ENTRIES SUPPLIED
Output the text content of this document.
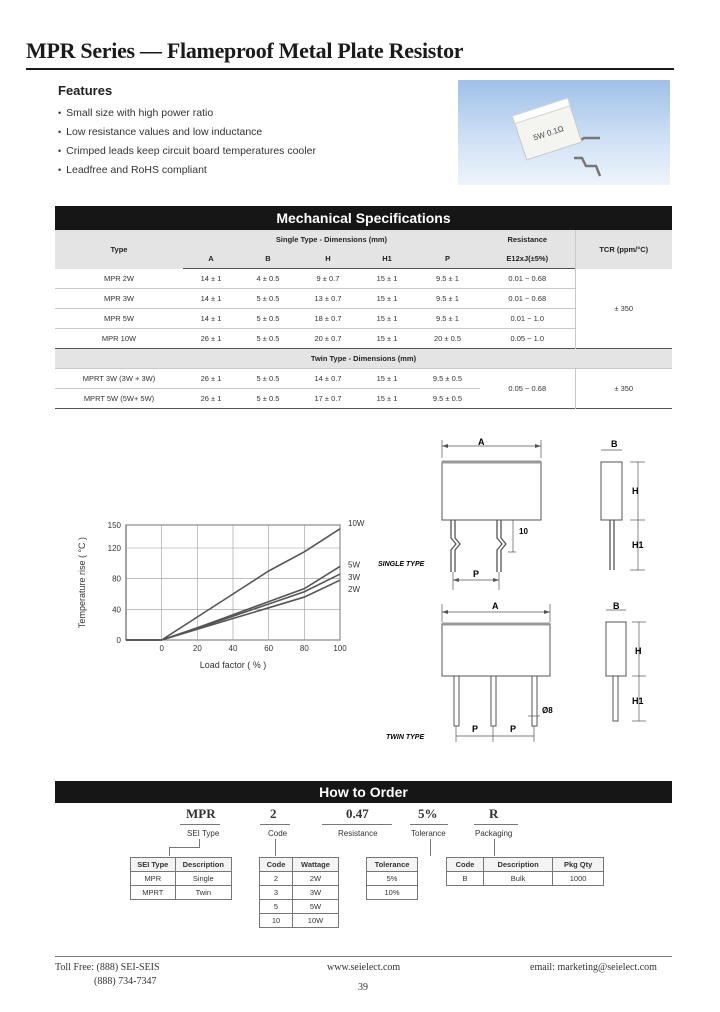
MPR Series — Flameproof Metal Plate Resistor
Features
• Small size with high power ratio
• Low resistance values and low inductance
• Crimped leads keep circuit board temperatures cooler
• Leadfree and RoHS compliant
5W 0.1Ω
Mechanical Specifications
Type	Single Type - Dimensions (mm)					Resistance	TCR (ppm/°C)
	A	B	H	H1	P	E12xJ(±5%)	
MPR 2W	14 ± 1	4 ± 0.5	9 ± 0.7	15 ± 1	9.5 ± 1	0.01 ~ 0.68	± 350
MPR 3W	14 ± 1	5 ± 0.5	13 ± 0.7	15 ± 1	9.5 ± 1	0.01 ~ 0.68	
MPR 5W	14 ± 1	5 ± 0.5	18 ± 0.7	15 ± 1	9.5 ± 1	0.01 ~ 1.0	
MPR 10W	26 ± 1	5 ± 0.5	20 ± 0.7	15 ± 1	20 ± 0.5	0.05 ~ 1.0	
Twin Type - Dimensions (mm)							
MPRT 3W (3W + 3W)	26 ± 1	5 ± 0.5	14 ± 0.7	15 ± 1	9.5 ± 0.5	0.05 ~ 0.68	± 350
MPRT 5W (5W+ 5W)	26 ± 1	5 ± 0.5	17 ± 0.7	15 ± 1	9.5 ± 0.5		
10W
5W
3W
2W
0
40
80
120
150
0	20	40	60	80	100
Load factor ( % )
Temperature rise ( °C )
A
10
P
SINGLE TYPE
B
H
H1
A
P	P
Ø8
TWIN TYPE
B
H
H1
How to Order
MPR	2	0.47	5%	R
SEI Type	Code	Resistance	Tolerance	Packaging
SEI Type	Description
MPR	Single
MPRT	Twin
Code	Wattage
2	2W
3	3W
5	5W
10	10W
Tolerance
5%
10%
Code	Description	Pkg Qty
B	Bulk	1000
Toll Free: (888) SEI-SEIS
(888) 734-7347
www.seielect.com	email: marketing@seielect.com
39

AIM OF THE TASK
Find every line in the records that contains the word "Description"; copy those lines.

ANSWER BELOW
SEI Type	Description
Code	Description	Pkg Qty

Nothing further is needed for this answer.